> Stored records:
——————————

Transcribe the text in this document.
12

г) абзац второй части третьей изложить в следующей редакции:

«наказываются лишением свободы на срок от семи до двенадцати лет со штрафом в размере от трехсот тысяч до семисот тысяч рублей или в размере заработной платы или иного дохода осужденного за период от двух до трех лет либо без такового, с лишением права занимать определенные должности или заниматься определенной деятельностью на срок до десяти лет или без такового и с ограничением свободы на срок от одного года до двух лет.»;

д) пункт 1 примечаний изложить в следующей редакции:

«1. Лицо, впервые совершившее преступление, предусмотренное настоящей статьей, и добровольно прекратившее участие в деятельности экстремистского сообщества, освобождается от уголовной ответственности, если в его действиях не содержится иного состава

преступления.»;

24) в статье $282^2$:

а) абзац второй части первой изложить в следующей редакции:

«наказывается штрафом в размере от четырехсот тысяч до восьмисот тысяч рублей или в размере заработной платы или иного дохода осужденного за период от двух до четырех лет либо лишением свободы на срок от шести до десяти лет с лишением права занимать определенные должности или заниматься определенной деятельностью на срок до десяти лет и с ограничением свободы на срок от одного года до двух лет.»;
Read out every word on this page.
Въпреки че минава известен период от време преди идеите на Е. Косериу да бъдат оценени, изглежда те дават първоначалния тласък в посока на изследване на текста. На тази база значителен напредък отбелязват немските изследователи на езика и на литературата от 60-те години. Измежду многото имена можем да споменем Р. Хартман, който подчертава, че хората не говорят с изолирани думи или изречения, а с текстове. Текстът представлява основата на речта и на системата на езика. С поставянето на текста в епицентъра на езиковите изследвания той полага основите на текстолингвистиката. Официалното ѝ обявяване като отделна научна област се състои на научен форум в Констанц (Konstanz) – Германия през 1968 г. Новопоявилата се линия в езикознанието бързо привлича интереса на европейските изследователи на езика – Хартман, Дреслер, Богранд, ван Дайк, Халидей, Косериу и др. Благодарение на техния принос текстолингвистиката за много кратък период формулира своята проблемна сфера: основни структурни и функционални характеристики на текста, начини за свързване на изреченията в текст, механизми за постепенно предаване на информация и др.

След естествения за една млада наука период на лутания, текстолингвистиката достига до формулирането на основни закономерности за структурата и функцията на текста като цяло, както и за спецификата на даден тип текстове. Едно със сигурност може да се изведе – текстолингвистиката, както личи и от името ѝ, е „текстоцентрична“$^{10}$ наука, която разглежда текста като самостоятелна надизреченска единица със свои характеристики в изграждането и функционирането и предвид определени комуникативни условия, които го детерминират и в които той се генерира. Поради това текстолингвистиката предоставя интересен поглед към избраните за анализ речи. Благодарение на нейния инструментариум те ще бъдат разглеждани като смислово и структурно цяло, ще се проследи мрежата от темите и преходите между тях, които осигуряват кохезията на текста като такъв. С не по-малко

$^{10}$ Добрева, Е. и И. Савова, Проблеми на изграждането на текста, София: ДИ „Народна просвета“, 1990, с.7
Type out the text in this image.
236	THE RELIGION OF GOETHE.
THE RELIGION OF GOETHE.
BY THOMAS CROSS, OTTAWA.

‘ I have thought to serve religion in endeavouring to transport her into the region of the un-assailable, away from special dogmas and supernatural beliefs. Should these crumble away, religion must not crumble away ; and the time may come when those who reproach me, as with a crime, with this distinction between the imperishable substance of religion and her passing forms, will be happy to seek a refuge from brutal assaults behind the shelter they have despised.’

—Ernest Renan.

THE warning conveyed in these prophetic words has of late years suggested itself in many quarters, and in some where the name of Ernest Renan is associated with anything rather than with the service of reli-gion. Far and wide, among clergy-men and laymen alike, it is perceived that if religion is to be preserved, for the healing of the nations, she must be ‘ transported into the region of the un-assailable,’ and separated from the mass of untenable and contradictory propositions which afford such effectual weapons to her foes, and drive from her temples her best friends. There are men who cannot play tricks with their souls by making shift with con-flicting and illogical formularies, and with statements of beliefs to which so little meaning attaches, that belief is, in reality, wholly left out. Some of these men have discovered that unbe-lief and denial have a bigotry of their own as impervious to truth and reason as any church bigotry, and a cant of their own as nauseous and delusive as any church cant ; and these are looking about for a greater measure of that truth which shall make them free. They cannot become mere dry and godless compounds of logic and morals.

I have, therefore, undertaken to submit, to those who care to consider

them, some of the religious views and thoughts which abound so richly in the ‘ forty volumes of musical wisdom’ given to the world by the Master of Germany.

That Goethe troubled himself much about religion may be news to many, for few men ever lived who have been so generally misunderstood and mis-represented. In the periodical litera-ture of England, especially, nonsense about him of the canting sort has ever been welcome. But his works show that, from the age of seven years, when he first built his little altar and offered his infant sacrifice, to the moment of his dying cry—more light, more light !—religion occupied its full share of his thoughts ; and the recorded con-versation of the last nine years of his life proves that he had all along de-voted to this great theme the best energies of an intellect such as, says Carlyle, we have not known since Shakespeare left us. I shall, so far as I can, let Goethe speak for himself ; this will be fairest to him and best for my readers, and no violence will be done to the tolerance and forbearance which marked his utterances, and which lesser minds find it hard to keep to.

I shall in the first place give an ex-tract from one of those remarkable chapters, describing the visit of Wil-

——————————

> What is needed: Every line of the data above should be reproduced word for word.

> Reply to the exercise:
Transcribe the text in this document.
12

г) абзац второй части третьей изложить в следующей редакции:

«наказываются лишением свободы на срок от семи до двенадцати лет со штрафом в размере от трехсот тысяч до семисот тысяч рублей или в размере заработной платы или иного дохода осужденного за период от двух до трех лет либо без такового, с лишением права занимать определенные должности или заниматься определенной деятельностью на срок до десяти лет или без такового и с ограничением свободы на срок от одного года до двух лет.»;

д) пункт 1 примечаний изложить в следующей редакции:

«1. Лицо, впервые совершившее преступление, предусмотренное настоящей статьей, и добровольно прекратившее участие в деятельности экстремистского сообщества, освобождается от уголовной ответственности, если в его действиях не содержится иного состава

преступления.»;

24) в статье $282^2$:

а) абзац второй части первой изложить в следующей редакции:

«наказывается штрафом в размере от четырехсот тысяч до восьмисот тысяч рублей или в размере заработной платы или иного дохода осужденного за период от двух до четырех лет либо лишением свободы на срок от шести до десяти лет с лишением права занимать определенные должности или заниматься определенной деятельностью на срок до десяти лет и с ограничением свободы на срок от одного года до двух лет.»;
Read out every word on this page.
Въпреки че минава известен период от време преди идеите на Е. Косериу да бъдат оценени, изглежда те дават първоначалния тласък в посока на изследване на текста. На тази база значителен напредък отбелязват немските изследователи на езика и на литературата от 60-те години. Измежду многото имена можем да споменем Р. Хартман, който подчертава, че хората не говорят с изолирани думи или изречения, а с текстове. Текстът представлява основата на речта и на системата на езика. С поставянето на текста в епицентъра на езиковите изследвания той полага основите на текстолингвистиката. Официалното ѝ обявяване като отделна научна област се състои на научен форум в Констанц (Konstanz) – Германия през 1968 г. Новопоявилата се линия в езикознанието бързо привлича интереса на европейските изследователи на езика – Хартман, Дреслер, Богранд, ван Дайк, Халидей, Косериу и др. Благодарение на техния принос текстолингвистиката за много кратък период формулира своята проблемна сфера: основни структурни и функционални характеристики на текста, начини за свързване на изреченията в текст, механизми за постепенно предаване на информация и др.

След естествения за една млада наука период на лутания, текстолингвистиката достига до формулирането на основни закономерности за структурата и функцията на текста като цяло, както и за спецификата на даден тип текстове. Едно със сигурност може да се изведе – текстолингвистиката, както личи и от името ѝ, е „текстоцентрична“$^{10}$ наука, която разглежда текста като самостоятелна надизреченска единица със свои характеристики в изграждането и функционирането и предвид определени комуникативни условия, които го детерминират и в които той се генерира. Поради това текстолингвистиката предоставя интересен поглед към избраните за анализ речи. Благодарение на нейния инструментариум те ще бъдат разглеждани като смислово и структурно цяло, ще се проследи мрежата от темите и преходите между тях, които осигуряват кохезията на текста като такъв. С не по-малко

$^{10}$ Добрева, Е. и И. Савова, Проблеми на изграждането на текста, София: ДИ „Народна просвета“, 1990, с.7
Type out the text in this image.
236	THE RELIGION OF GOETHE.
THE RELIGION OF GOETHE.
BY THOMAS CROSS, OTTAWA.

‘ I have thought to serve religion in endeavouring to transport her into the region of the un-assailable, away from special dogmas and supernatural beliefs. Should these crumble away, religion must not crumble away ; and the time may come when those who reproach me, as with a crime, with this distinction between the imperishable substance of religion and her passing forms, will be happy to seek a refuge from brutal assaults behind the shelter they have despised.’

—Ernest Renan.

THE warning conveyed in these prophetic words has of late years suggested itself in many quarters, and in some where the name of Ernest Renan is associated with anything rather than with the service of reli-gion. Far and wide, among clergy-men and laymen alike, it is perceived that if religion is to be preserved, for the healing of the nations, she must be ‘ transported into the region of the un-assailable,’ and separated from the mass of untenable and contradictory propositions which afford such effectual weapons to her foes, and drive from her temples her best friends. There are men who cannot play tricks with their souls by making shift with con-flicting and illogical formularies, and with statements of beliefs to which so little meaning attaches, that belief is, in reality, wholly left out. Some of these men have discovered that unbe-lief and denial have a bigotry of their own as impervious to truth and reason as any church bigotry, and a cant of their own as nauseous and delusive as any church cant ; and these are looking about for a greater measure of that truth which shall make them free. They cannot become mere dry and godless compounds of logic and morals.

I have, therefore, undertaken to submit, to those who care to consider

them, some of the religious views and thoughts which abound so richly in the ‘ forty volumes of musical wisdom’ given to the world by the Master of Germany.

That Goethe troubled himself much about religion may be news to many, for few men ever lived who have been so generally misunderstood and mis-represented. In the periodical litera-ture of England, especially, nonsense about him of the canting sort has ever been welcome. But his works show that, from the age of seven years, when he first built his little altar and offered his infant sacrifice, to the moment of his dying cry—more light, more light !—religion occupied its full share of his thoughts ; and the recorded con-versation of the last nine years of his life proves that he had all along de-voted to this great theme the best energies of an intellect such as, says Carlyle, we have not known since Shakespeare left us. I shall, so far as I can, let Goethe speak for himself ; this will be fairest to him and best for my readers, and no violence will be done to the tolerance and forbearance which marked his utterances, and which lesser minds find it hard to keep to.

I shall in the first place give an ex-tract from one of those remarkable chapters, describing the visit of Wil-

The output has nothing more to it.